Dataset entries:
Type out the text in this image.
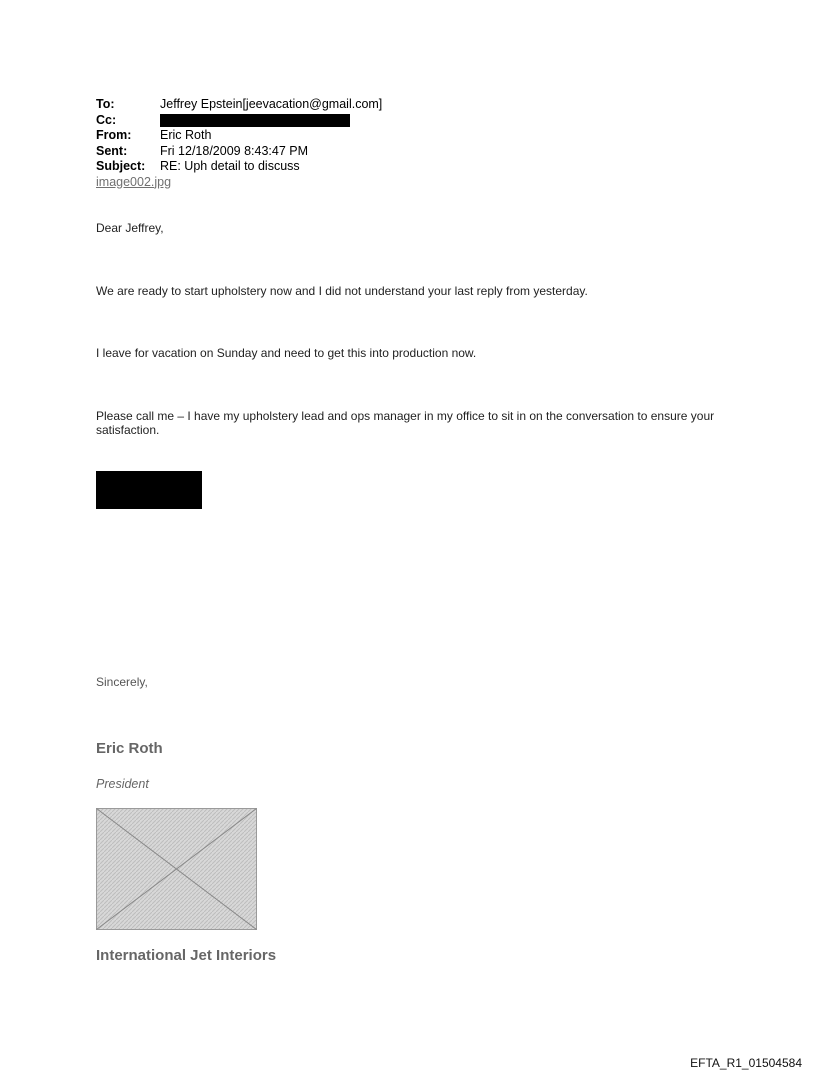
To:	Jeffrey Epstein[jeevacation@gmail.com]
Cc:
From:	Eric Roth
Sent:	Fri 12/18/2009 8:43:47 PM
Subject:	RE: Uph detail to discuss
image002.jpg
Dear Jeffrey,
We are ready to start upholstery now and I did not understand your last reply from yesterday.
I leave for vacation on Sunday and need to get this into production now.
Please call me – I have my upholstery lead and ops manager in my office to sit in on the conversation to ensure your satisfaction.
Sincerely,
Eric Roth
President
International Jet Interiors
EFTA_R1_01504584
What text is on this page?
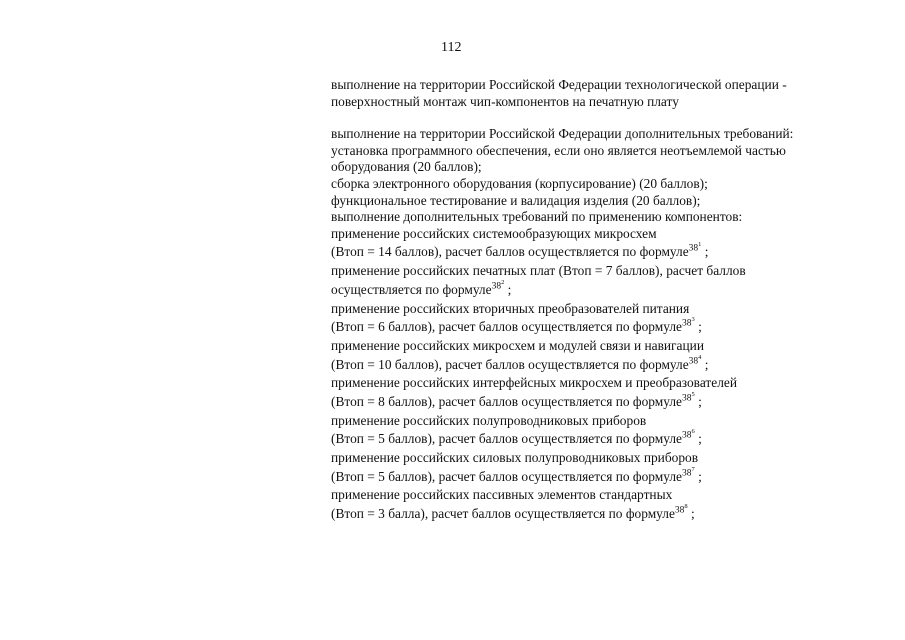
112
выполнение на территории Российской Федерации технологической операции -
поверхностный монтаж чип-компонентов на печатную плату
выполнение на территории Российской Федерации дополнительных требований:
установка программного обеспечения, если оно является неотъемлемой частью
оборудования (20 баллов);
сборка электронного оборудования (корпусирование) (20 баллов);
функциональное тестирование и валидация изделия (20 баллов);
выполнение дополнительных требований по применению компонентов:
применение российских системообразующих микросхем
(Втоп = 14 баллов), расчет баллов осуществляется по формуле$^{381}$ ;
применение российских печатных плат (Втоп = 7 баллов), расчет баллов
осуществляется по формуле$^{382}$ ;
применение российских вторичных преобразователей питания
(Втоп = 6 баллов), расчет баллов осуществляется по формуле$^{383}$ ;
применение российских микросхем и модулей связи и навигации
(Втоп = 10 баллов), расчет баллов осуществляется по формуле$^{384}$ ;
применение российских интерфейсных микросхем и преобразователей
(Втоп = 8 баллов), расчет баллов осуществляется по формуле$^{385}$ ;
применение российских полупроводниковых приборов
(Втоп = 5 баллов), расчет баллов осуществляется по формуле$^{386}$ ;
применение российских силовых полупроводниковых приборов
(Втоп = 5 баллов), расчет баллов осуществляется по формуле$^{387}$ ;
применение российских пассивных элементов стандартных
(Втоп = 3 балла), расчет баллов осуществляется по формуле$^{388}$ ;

* [YOUR INSTRUCTIONS]: Your task is to retype the lines running from the one that contains "What text is on this page?" through the end of the records, and nothing else. Pictures are not part of the copy.

* [RESPONSE TO THIS TASK]:
What text is on this page?
112
выполнение на территории Российской Федерации технологической операции -
поверхностный монтаж чип-компонентов на печатную плату
выполнение на территории Российской Федерации дополнительных требований:
установка программного обеспечения, если оно является неотъемлемой частью
оборудования (20 баллов);
сборка электронного оборудования (корпусирование) (20 баллов);
функциональное тестирование и валидация изделия (20 баллов);
выполнение дополнительных требований по применению компонентов:
применение российских системообразующих микросхем
(Втоп = 14 баллов), расчет баллов осуществляется по формуле$^{381}$ ;
применение российских печатных плат (Втоп = 7 баллов), расчет баллов
осуществляется по формуле$^{382}$ ;
применение российских вторичных преобразователей питания
(Втоп = 6 баллов), расчет баллов осуществляется по формуле$^{383}$ ;
применение российских микросхем и модулей связи и навигации
(Втоп = 10 баллов), расчет баллов осуществляется по формуле$^{384}$ ;
применение российских интерфейсных микросхем и преобразователей
(Втоп = 8 баллов), расчет баллов осуществляется по формуле$^{385}$ ;
применение российских полупроводниковых приборов
(Втоп = 5 баллов), расчет баллов осуществляется по формуле$^{386}$ ;
применение российских силовых полупроводниковых приборов
(Втоп = 5 баллов), расчет баллов осуществляется по формуле$^{387}$ ;
применение российских пассивных элементов стандартных
(Втоп = 3 балла), расчет баллов осуществляется по формуле$^{388}$ ;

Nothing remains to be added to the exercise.